[Exercise aim] Using the material below, work out how many lines contain the word "взносов". Reply with the number and nothing more.

[Supplied material]
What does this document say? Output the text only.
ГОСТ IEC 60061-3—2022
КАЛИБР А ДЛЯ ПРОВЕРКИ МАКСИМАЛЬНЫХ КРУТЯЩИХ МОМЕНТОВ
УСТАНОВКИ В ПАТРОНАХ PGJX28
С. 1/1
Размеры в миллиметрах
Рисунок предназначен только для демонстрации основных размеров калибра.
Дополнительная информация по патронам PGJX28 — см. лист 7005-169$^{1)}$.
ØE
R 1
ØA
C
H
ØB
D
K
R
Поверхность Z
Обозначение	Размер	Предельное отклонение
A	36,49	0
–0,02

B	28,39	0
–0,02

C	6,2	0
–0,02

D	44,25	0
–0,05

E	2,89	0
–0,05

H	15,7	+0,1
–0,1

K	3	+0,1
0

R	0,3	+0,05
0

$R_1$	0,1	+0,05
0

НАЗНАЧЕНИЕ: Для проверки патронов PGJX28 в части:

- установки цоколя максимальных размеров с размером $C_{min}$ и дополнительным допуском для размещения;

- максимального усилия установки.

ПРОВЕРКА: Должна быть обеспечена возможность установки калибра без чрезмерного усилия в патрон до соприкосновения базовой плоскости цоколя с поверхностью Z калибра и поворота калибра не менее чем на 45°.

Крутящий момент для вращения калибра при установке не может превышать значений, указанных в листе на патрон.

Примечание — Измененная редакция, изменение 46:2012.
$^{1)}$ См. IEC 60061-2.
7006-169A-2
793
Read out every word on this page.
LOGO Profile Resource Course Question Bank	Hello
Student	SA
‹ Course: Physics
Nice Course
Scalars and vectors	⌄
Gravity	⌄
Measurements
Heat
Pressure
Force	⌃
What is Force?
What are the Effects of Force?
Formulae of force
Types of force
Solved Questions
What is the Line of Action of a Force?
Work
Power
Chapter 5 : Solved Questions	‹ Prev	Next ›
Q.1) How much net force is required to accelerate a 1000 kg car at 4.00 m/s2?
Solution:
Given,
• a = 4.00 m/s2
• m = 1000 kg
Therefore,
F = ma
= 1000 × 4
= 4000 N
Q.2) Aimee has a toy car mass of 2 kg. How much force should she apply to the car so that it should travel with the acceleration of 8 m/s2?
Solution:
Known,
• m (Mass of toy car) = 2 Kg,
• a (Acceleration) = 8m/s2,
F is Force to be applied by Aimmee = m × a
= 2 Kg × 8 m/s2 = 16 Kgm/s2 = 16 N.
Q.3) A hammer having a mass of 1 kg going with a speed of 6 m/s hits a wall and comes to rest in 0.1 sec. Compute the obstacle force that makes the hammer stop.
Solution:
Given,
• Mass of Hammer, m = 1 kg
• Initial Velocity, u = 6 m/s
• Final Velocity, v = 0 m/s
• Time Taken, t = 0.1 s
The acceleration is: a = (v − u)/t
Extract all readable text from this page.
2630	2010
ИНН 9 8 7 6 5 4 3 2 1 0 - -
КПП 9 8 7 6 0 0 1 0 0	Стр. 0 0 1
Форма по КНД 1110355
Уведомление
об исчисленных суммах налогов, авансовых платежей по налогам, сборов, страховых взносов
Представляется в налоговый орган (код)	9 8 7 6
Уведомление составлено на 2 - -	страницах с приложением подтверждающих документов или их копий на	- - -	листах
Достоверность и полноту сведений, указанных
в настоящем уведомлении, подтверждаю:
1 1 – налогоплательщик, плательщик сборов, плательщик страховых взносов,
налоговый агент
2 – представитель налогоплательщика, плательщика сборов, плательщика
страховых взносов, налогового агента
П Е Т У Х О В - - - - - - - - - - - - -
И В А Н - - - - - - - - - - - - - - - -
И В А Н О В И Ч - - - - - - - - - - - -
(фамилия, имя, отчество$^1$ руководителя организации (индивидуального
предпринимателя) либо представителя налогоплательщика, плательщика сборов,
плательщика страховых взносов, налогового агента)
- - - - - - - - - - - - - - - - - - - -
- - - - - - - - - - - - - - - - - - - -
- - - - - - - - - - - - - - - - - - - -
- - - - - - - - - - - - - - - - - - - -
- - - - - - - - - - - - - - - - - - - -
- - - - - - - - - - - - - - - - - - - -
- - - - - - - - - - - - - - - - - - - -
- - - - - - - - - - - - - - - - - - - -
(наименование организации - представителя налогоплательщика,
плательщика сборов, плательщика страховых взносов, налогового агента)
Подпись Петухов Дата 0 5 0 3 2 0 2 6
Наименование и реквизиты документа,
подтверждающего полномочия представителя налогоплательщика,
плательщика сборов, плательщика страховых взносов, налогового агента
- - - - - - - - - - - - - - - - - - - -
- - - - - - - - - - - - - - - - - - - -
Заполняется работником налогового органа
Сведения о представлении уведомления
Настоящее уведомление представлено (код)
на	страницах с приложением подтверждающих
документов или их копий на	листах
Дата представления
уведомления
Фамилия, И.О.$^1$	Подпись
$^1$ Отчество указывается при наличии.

[Reply to the task] 6